Could you repeat, word for word, every line from the one containing "Extract all readable text from this page." through the final line of the records below, and nothing else?
>>>>>
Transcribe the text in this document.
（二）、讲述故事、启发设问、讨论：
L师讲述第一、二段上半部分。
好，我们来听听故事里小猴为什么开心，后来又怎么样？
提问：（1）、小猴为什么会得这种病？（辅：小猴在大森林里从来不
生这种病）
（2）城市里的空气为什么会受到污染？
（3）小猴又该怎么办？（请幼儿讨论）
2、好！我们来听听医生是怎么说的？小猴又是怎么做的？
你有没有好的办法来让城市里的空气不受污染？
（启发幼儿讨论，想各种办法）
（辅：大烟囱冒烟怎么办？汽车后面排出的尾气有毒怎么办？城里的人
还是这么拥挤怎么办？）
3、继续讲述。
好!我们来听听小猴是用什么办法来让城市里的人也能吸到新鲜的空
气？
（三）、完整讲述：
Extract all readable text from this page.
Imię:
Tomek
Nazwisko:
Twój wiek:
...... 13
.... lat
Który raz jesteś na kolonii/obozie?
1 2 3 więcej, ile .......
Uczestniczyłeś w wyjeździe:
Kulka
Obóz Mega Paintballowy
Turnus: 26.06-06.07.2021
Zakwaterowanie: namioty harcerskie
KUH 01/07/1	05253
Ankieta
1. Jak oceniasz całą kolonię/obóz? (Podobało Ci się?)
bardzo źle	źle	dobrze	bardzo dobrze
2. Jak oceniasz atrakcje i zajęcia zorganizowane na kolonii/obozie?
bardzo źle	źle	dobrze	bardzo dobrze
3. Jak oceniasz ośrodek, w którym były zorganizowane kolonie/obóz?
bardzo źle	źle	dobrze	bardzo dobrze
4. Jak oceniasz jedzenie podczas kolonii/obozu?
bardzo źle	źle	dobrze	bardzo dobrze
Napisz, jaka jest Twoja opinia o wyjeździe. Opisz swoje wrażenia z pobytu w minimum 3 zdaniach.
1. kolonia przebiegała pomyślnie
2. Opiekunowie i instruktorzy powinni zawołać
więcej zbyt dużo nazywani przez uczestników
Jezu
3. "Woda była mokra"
<<<<<
Output of the task:
Extract all readable text from this page.
Imię:
Tomek
Nazwisko:
Twój wiek:
...... 13
.... lat
Który raz jesteś na kolonii/obozie?
1 2 3 więcej, ile .......
Uczestniczyłeś w wyjeździe:
Kulka
Obóz Mega Paintballowy
Turnus: 26.06-06.07.2021
Zakwaterowanie: namioty harcerskie
KUH 01/07/1	05253
Ankieta
1. Jak oceniasz całą kolonię/obóz? (Podobało Ci się?)
bardzo źle	źle	dobrze	bardzo dobrze
2. Jak oceniasz atrakcje i zajęcia zorganizowane na kolonii/obozie?
bardzo źle	źle	dobrze	bardzo dobrze
3. Jak oceniasz ośrodek, w którym były zorganizowane kolonie/obóz?
bardzo źle	źle	dobrze	bardzo dobrze
4. Jak oceniasz jedzenie podczas kolonii/obozu?
bardzo źle	źle	dobrze	bardzo dobrze
Napisz, jaka jest Twoja opinia o wyjeździe. Opisz swoje wrażenia z pobytu w minimum 3 zdaniach.
1. kolonia przebiegała pomyślnie
2. Opiekunowie i instruktorzy powinni zawołać
więcej zbyt dużo nazywani przez uczestników
Jezu
3. "Woda była mokra"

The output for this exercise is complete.